AIM OF THE TASK:
Transcribe all the records exactly and omit any images they hold.

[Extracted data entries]
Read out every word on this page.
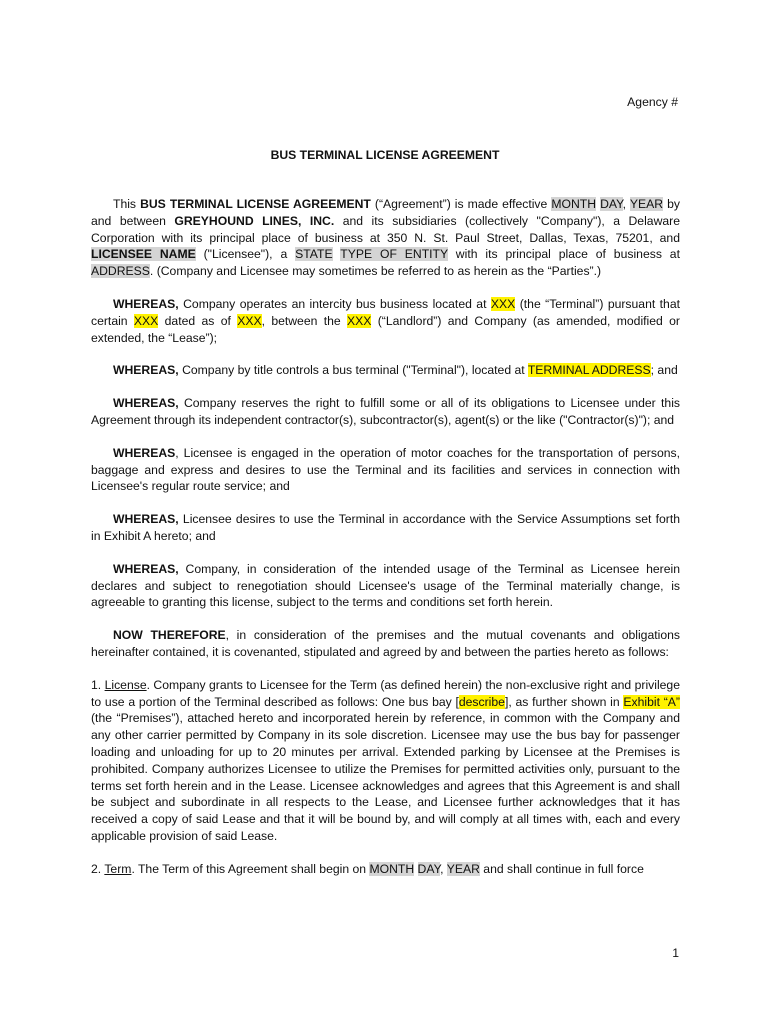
Agency #
BUS TERMINAL LICENSE AGREEMENT

This BUS TERMINAL LICENSE AGREEMENT (“Agreement”) is made effective MONTH DAY, YEAR by and between GREYHOUND LINES, INC. and its subsidiaries (collectively "Company"), a Delaware Corporation with its principal place of business at 350 N. St. Paul Street, Dallas, Texas, 75201, and LICENSEE NAME ("Licensee"), a STATE TYPE OF ENTITY with its principal place of business at ADDRESS. (Company and Licensee may sometimes be referred to as herein as the “Parties”.)

WHEREAS, Company operates an intercity bus business located at XXX (the “Terminal”) pursuant that certain XXX dated as of XXX, between the XXX (“Landlord”) and Company (as amended, modified or extended, the “Lease”);

WHEREAS, Company by title controls a bus terminal ("Terminal"), located at TERMINAL ADDRESS; and

WHEREAS, Company reserves the right to fulfill some or all of its obligations to Licensee under this Agreement through its independent contractor(s), subcontractor(s), agent(s) or the like ("Contractor(s)"); and

WHEREAS, Licensee is engaged in the operation of motor coaches for the transportation of persons, baggage and express and desires to use the Terminal and its facilities and services in connection with Licensee's regular route service; and

WHEREAS, Licensee desires to use the Terminal in accordance with the Service Assumptions set forth in Exhibit A hereto; and

WHEREAS, Company, in consideration of the intended usage of the Terminal as Licensee herein declares and subject to renegotiation should Licensee's usage of the Terminal materially change, is agreeable to granting this license, subject to the terms and conditions set forth herein.

NOW THEREFORE, in consideration of the premises and the mutual covenants and obligations hereinafter contained, it is covenanted, stipulated and agreed by and between the parties hereto as follows:

1. License. Company grants to Licensee for the Term (as defined herein) the non-exclusive right and privilege to use a portion of the Terminal described as follows: One bus bay [describe], as further shown in Exhibit “A” (the “Premises”), attached hereto and incorporated herein by reference, in common with the Company and any other carrier permitted by Company in its sole discretion. Licensee may use the bus bay for passenger loading and unloading for up to 20 minutes per arrival. Extended parking by Licensee at the Premises is prohibited. Company authorizes Licensee to utilize the Premises for permitted activities only, pursuant to the terms set forth herein and in the Lease. Licensee acknowledges and agrees that this Agreement is and shall be subject and subordinate in all respects to the Lease, and Licensee further acknowledges that it has received a copy of said Lease and that it will be bound by, and will comply at all times with, each and every applicable provision of said Lease.

2. Term. The Term of this Agreement shall begin on MONTH DAY, YEAR and shall continue in full force

1
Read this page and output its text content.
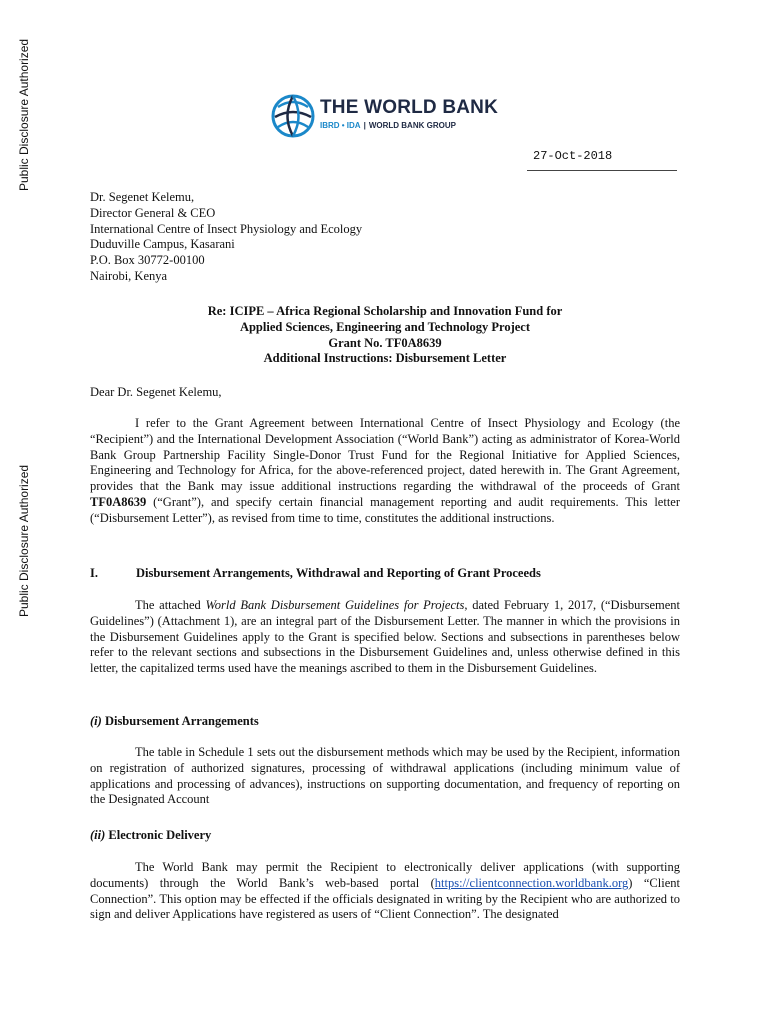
Public Disclosure Authorized
Public Disclosure Authorized
THE WORLD BANK
IBRD • IDA | WORLD BANK GROUP
27-Oct-2018
Dr. Segenet Kelemu,
Director General & CEO
International Centre of Insect Physiology and Ecology
Duduville Campus, Kasarani
P.O. Box 30772-00100
Nairobi, Kenya
Re: ICIPE – Africa Regional Scholarship and Innovation Fund for
Applied Sciences, Engineering and Technology Project
Grant No. TF0A8639
Additional Instructions: Disbursement Letter
Dear Dr. Segenet Kelemu,
I refer to the Grant Agreement between International Centre of Insect Physiology and Ecology (the “Recipient”) and the International Development Association (“World Bank”) acting as administrator of Korea-World Bank Group Partnership Facility Single-Donor Trust Fund for the Regional Initiative for Applied Sciences, Engineering and Technology for Africa, for the above-referenced project, dated herewith in. The Grant Agreement, provides that the Bank may issue additional instructions regarding the withdrawal of the proceeds of Grant TF0A8639 (“Grant”), and specify certain financial management reporting and audit requirements. This letter (“Disbursement Letter”), as revised from time to time, constitutes the additional instructions.
I.	Disbursement Arrangements, Withdrawal and Reporting of Grant Proceeds
The attached World Bank Disbursement Guidelines for Projects, dated February 1, 2017, (“Disbursement Guidelines”) (Attachment 1), are an integral part of the Disbursement Letter. The manner in which the provisions in the Disbursement Guidelines apply to the Grant is specified below. Sections and subsections in parentheses below refer to the relevant sections and subsections in the Disbursement Guidelines and, unless otherwise defined in this letter, the capitalized terms used have the meanings ascribed to them in the Disbursement Guidelines.
(i) Disbursement Arrangements
The table in Schedule 1 sets out the disbursement methods which may be used by the Recipient, information on registration of authorized signatures, processing of withdrawal applications (including minimum value of applications and processing of advances), instructions on supporting documentation, and frequency of reporting on the Designated Account
(ii) Electronic Delivery
The World Bank may permit the Recipient to electronically deliver applications (with supporting documents) through the World Bank’s web-based portal (https://clientconnection.worldbank.org) “Client Connection”. This option may be effected if the officials designated in writing by the Recipient who are authorized to sign and deliver Applications have registered as users of “Client Connection”. The designated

WRITTEN SOLUTION:
Read out every word on this page.
Agency #
BUS TERMINAL LICENSE AGREEMENT

This BUS TERMINAL LICENSE AGREEMENT (“Agreement”) is made effective MONTH DAY, YEAR by and between GREYHOUND LINES, INC. and its subsidiaries (collectively "Company"), a Delaware Corporation with its principal place of business at 350 N. St. Paul Street, Dallas, Texas, 75201, and LICENSEE NAME ("Licensee"), a STATE TYPE OF ENTITY with its principal place of business at ADDRESS. (Company and Licensee may sometimes be referred to as herein as the “Parties”.)

WHEREAS, Company operates an intercity bus business located at XXX (the “Terminal”) pursuant that certain XXX dated as of XXX, between the XXX (“Landlord”) and Company (as amended, modified or extended, the “Lease”);

WHEREAS, Company by title controls a bus terminal ("Terminal"), located at TERMINAL ADDRESS; and

WHEREAS, Company reserves the right to fulfill some or all of its obligations to Licensee under this Agreement through its independent contractor(s), subcontractor(s), agent(s) or the like ("Contractor(s)"); and

WHEREAS, Licensee is engaged in the operation of motor coaches for the transportation of persons, baggage and express and desires to use the Terminal and its facilities and services in connection with Licensee's regular route service; and

WHEREAS, Licensee desires to use the Terminal in accordance with the Service Assumptions set forth in Exhibit A hereto; and

WHEREAS, Company, in consideration of the intended usage of the Terminal as Licensee herein declares and subject to renegotiation should Licensee's usage of the Terminal materially change, is agreeable to granting this license, subject to the terms and conditions set forth herein.

NOW THEREFORE, in consideration of the premises and the mutual covenants and obligations hereinafter contained, it is covenanted, stipulated and agreed by and between the parties hereto as follows:

1. License. Company grants to Licensee for the Term (as defined herein) the non-exclusive right and privilege to use a portion of the Terminal described as follows: One bus bay [describe], as further shown in Exhibit “A” (the “Premises”), attached hereto and incorporated herein by reference, in common with the Company and any other carrier permitted by Company in its sole discretion. Licensee may use the bus bay for passenger loading and unloading for up to 20 minutes per arrival. Extended parking by Licensee at the Premises is prohibited. Company authorizes Licensee to utilize the Premises for permitted activities only, pursuant to the terms set forth herein and in the Lease. Licensee acknowledges and agrees that this Agreement is and shall be subject and subordinate in all respects to the Lease, and Licensee further acknowledges that it has received a copy of said Lease and that it will be bound by, and will comply at all times with, each and every applicable provision of said Lease.

2. Term. The Term of this Agreement shall begin on MONTH DAY, YEAR and shall continue in full force

1
Read this page and output its text content.
Public Disclosure Authorized
Public Disclosure Authorized
THE WORLD BANK
IBRD • IDA | WORLD BANK GROUP
27-Oct-2018
Dr. Segenet Kelemu,
Director General & CEO
International Centre of Insect Physiology and Ecology
Duduville Campus, Kasarani
P.O. Box 30772-00100
Nairobi, Kenya
Re: ICIPE – Africa Regional Scholarship and Innovation Fund for
Applied Sciences, Engineering and Technology Project
Grant No. TF0A8639
Additional Instructions: Disbursement Letter
Dear Dr. Segenet Kelemu,
I refer to the Grant Agreement between International Centre of Insect Physiology and Ecology (the “Recipient”) and the International Development Association (“World Bank”) acting as administrator of Korea-World Bank Group Partnership Facility Single-Donor Trust Fund for the Regional Initiative for Applied Sciences, Engineering and Technology for Africa, for the above-referenced project, dated herewith in. The Grant Agreement, provides that the Bank may issue additional instructions regarding the withdrawal of the proceeds of Grant TF0A8639 (“Grant”), and specify certain financial management reporting and audit requirements. This letter (“Disbursement Letter”), as revised from time to time, constitutes the additional instructions.
I.	Disbursement Arrangements, Withdrawal and Reporting of Grant Proceeds
The attached World Bank Disbursement Guidelines for Projects, dated February 1, 2017, (“Disbursement Guidelines”) (Attachment 1), are an integral part of the Disbursement Letter. The manner in which the provisions in the Disbursement Guidelines apply to the Grant is specified below. Sections and subsections in parentheses below refer to the relevant sections and subsections in the Disbursement Guidelines and, unless otherwise defined in this letter, the capitalized terms used have the meanings ascribed to them in the Disbursement Guidelines.
(i) Disbursement Arrangements
The table in Schedule 1 sets out the disbursement methods which may be used by the Recipient, information on registration of authorized signatures, processing of withdrawal applications (including minimum value of applications and processing of advances), instructions on supporting documentation, and frequency of reporting on the Designated Account
(ii) Electronic Delivery
The World Bank may permit the Recipient to electronically deliver applications (with supporting documents) through the World Bank’s web-based portal (https://clientconnection.worldbank.org) “Client Connection”. This option may be effected if the officials designated in writing by the Recipient who are authorized to sign and deliver Applications have registered as users of “Client Connection”. The designated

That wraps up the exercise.